(Figure collection entries)
((
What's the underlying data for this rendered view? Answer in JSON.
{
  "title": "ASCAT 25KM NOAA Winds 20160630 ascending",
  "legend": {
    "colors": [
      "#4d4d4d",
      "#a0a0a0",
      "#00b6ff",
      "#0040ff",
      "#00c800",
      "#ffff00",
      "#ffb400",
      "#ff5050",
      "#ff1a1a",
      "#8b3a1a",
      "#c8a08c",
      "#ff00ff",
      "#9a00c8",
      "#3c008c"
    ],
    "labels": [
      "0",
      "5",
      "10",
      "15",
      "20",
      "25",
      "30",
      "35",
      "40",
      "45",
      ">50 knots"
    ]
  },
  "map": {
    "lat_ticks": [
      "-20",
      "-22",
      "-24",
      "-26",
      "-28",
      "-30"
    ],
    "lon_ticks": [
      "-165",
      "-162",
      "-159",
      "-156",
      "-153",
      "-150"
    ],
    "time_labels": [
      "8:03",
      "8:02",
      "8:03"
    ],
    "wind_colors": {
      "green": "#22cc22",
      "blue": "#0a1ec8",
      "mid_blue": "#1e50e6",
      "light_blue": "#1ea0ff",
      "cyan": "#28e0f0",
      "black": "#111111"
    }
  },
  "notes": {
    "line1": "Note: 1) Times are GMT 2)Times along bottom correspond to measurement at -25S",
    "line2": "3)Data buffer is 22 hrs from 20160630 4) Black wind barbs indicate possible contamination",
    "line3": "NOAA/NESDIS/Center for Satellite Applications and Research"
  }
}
))
((
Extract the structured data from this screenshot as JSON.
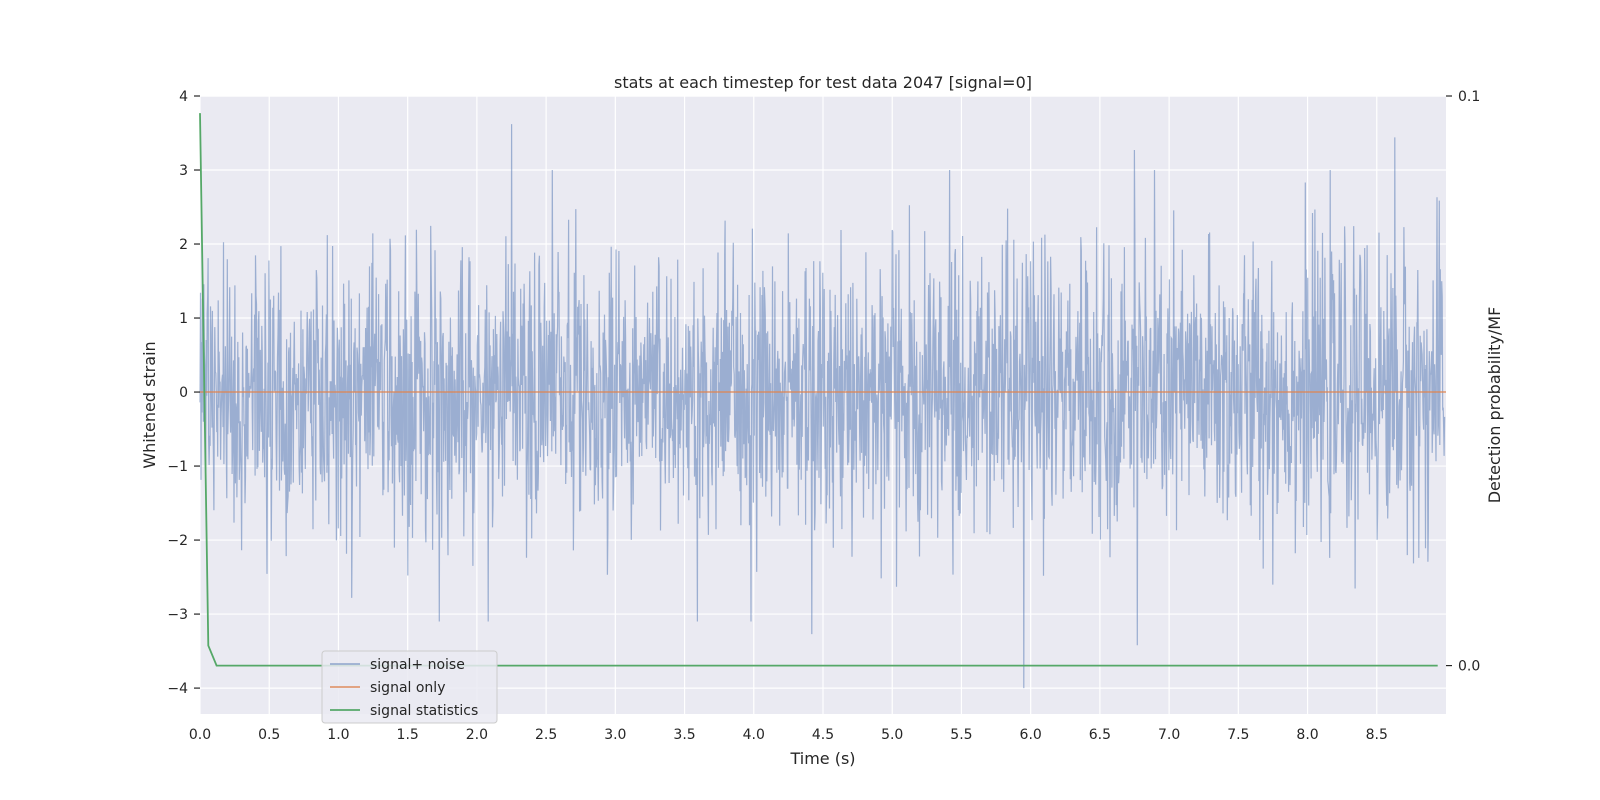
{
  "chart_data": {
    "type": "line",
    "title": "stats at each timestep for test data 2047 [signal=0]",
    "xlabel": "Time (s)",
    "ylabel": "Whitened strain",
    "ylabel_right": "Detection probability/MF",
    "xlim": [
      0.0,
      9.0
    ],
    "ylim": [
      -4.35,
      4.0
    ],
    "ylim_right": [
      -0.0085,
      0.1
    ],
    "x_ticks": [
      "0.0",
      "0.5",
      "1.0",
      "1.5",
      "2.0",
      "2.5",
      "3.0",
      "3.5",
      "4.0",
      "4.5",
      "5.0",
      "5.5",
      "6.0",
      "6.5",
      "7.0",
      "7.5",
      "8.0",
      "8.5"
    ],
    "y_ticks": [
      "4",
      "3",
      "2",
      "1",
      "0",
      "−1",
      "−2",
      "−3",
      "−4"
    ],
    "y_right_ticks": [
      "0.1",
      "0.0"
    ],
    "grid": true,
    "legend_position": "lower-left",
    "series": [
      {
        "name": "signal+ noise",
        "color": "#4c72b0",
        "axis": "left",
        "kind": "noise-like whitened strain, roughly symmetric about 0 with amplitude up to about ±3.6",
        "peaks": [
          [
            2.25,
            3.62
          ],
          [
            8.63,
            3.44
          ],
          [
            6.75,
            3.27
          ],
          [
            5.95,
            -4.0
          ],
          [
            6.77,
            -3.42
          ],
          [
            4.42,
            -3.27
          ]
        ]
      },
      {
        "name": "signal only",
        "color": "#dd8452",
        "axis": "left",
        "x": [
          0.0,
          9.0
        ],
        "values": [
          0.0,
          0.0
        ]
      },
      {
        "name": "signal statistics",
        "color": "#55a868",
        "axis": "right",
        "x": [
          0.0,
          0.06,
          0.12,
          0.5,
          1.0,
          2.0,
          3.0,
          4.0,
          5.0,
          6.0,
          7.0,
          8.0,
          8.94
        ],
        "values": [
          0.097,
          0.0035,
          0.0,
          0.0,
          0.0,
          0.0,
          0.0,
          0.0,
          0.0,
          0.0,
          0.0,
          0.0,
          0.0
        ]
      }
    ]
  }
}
))
Consider the entries above and return each line with the string "JSON".

What's the underlying data for this rendered view? Answer in JSON.
Extract the structured data from this screenshot as JSON.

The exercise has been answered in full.